▶ [TASK DIRECTIONS]: Your task is to copy every line of the records below that contains "through".

▶ [RECORDED DATA]:
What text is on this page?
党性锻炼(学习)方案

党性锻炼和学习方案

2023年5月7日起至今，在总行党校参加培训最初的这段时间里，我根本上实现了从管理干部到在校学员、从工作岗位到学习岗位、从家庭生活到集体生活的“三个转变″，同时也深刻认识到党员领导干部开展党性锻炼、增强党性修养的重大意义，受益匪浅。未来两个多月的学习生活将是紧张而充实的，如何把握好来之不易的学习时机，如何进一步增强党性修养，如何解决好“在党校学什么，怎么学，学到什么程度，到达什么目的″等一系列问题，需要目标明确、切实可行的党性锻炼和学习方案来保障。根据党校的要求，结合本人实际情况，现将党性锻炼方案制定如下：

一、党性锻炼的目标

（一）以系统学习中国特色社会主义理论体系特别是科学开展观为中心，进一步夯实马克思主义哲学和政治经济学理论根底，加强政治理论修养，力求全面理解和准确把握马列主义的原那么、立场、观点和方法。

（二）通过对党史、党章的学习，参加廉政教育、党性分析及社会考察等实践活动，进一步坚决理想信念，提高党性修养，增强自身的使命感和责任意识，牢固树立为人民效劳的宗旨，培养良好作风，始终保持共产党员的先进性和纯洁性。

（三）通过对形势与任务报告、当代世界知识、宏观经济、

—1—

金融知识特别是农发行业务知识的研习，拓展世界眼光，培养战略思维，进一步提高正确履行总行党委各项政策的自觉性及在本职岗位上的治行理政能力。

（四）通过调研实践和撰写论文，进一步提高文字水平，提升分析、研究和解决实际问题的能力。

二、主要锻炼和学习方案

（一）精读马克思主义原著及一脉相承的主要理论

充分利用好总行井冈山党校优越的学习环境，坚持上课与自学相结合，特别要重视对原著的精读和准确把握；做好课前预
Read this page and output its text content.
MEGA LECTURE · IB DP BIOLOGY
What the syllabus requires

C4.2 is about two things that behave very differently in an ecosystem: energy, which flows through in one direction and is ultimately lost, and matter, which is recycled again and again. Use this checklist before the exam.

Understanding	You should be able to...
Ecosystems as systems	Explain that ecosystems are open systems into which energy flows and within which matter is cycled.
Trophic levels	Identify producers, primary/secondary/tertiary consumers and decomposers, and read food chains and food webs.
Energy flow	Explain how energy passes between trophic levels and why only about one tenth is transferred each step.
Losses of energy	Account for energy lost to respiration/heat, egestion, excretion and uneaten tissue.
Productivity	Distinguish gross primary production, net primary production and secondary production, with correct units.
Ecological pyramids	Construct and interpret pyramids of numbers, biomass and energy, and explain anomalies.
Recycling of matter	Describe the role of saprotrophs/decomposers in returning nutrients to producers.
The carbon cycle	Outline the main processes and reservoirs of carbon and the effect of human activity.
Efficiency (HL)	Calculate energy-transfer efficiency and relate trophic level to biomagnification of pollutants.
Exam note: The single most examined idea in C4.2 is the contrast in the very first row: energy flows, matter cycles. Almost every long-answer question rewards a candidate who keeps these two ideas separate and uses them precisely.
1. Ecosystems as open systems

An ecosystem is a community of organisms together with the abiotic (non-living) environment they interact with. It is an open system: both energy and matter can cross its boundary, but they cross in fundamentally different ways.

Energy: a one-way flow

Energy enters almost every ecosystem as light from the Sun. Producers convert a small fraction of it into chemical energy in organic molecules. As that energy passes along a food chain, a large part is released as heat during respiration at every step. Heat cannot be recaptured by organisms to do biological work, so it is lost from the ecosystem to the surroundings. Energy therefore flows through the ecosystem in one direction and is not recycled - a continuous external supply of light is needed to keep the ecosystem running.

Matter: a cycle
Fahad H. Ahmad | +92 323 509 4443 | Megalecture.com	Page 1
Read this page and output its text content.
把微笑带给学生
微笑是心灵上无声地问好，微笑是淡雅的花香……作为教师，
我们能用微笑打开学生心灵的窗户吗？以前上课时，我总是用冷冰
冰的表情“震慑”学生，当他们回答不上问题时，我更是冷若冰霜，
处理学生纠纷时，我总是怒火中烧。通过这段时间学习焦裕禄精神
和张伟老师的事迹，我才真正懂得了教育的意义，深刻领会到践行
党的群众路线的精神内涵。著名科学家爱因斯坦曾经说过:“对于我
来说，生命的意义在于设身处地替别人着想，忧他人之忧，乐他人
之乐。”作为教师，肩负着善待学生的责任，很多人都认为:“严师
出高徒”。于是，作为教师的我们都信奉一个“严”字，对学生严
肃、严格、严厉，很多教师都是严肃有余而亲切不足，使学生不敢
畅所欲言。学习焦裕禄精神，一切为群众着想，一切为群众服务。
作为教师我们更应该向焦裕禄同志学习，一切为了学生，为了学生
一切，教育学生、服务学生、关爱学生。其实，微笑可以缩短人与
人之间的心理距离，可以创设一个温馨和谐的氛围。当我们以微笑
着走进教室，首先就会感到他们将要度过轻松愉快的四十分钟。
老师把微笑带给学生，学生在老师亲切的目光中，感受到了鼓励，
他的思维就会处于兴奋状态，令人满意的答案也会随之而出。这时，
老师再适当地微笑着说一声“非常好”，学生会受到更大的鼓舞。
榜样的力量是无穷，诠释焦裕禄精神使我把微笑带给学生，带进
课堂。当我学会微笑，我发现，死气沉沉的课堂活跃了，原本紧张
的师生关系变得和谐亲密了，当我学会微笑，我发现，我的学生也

▶ [EXERCISE OUTPUT]:
C4.2 is about two things that behave very differently in an ecosystem: energy, which flows through in one direction and is ultimately lost, and matter, which is recycled again and again. Use this checklist before the exam.
Energy enters almost every ecosystem as light from the Sun. Producers convert a small fraction of it into chemical energy in organic molecules. As that energy passes along a food chain, a large part is released as heat during respiration at every step. Heat cannot be recaptured by organisms to do biological work, so it is lost from the ecosystem to the surroundings. Energy therefore flows through the ecosystem in one direction and is not recycled - a continuous external supply of light is needed to keep the ecosystem running.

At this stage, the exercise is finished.